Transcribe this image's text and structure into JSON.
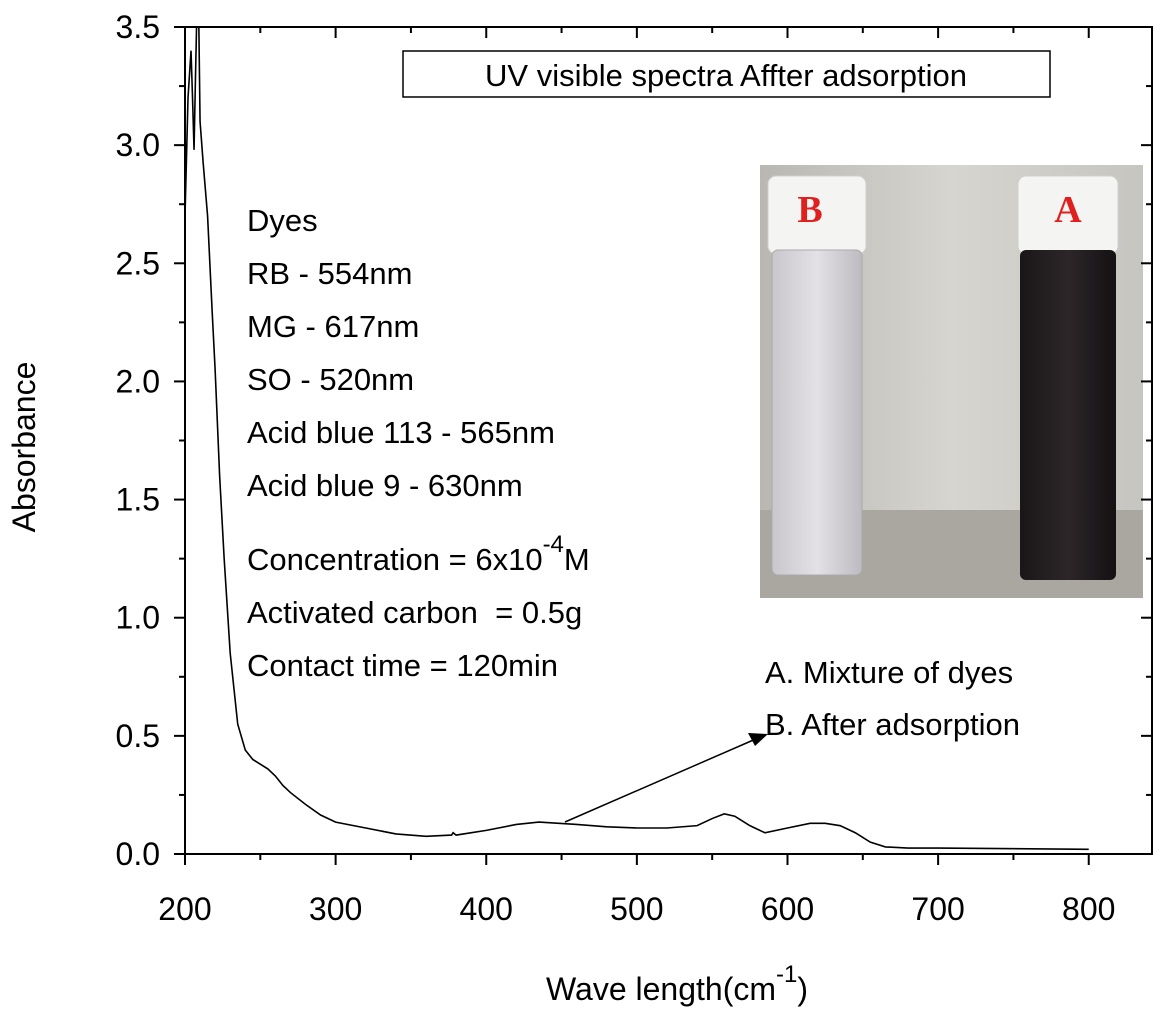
{
  "chart_data": {
    "type": "line",
    "title": "UV visible spectra Affter adsorption",
    "xlabel": {
      "text": "Wave length(cm",
      "sup": "-1",
      "tail": ")"
    },
    "ylabel": "Absorbance",
    "x": [
      200,
      202,
      204,
      205,
      206,
      207,
      208,
      209,
      210,
      212,
      215,
      218,
      220,
      223,
      226,
      230,
      235,
      240,
      245,
      250,
      255,
      260,
      265,
      270,
      280,
      290,
      300,
      320,
      340,
      360,
      377,
      378,
      380,
      400,
      420,
      435,
      460,
      480,
      500,
      520,
      540,
      550,
      558,
      565,
      575,
      585,
      600,
      615,
      625,
      635,
      645,
      655,
      665,
      680,
      700,
      800
    ],
    "values": [
      2.7,
      3.2,
      3.4,
      3.2,
      2.98,
      3.3,
      3.6,
      3.6,
      3.1,
      2.93,
      2.7,
      2.3,
      2.05,
      1.6,
      1.25,
      0.85,
      0.55,
      0.44,
      0.4,
      0.38,
      0.36,
      0.33,
      0.29,
      0.26,
      0.21,
      0.165,
      0.135,
      0.11,
      0.085,
      0.075,
      0.08,
      0.09,
      0.08,
      0.1,
      0.125,
      0.135,
      0.125,
      0.115,
      0.11,
      0.11,
      0.12,
      0.15,
      0.17,
      0.16,
      0.12,
      0.09,
      0.11,
      0.13,
      0.13,
      0.12,
      0.09,
      0.05,
      0.03,
      0.025,
      0.025,
      0.02
    ],
    "color": "#000000",
    "xlim": [
      200,
      842
    ],
    "ylim": [
      0,
      3.5
    ],
    "xticks": [
      200,
      300,
      400,
      500,
      600,
      700,
      800
    ],
    "xminorticks": [
      250,
      350,
      450,
      550,
      650,
      750
    ],
    "yticks": [
      {
        "value": 0,
        "label": "0.0"
      },
      0.5,
      {
        "value": 1,
        "label": "1.0"
      },
      1.5,
      {
        "value": 2,
        "label": "2.0"
      },
      2.5,
      {
        "value": 3,
        "label": "3.0"
      },
      3.5
    ],
    "yminorticks": [
      0.25,
      0.75,
      1.25,
      1.75,
      2.25,
      2.75,
      3.25
    ],
    "dyes_heading": "Dyes",
    "dye_lines": [
      "RB - 554nm",
      "MG - 617nm",
      "SO - 520nm",
      "Acid blue 113 - 565nm",
      "Acid blue 9 - 630nm"
    ],
    "concentration": {
      "text": "Concentration = 6x10",
      "sup": "-4",
      "tail": "M"
    },
    "conditions": [
      "Activated carbon  = 0.5g",
      "Contact time = 120min"
    ],
    "notes": [
      "A. Mixture of dyes",
      "B. After adsorption"
    ],
    "photo_labels": [
      "B",
      "A"
    ]
  }
}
--------------------------------------------------
YOUR OBJECTIVE: In the entries above, identify every line with the word "blue". Copy those lines.

WRITTEN RESPONSE:
      "Acid blue 113 - 565nm",
      "Acid blue 9 - 630nm"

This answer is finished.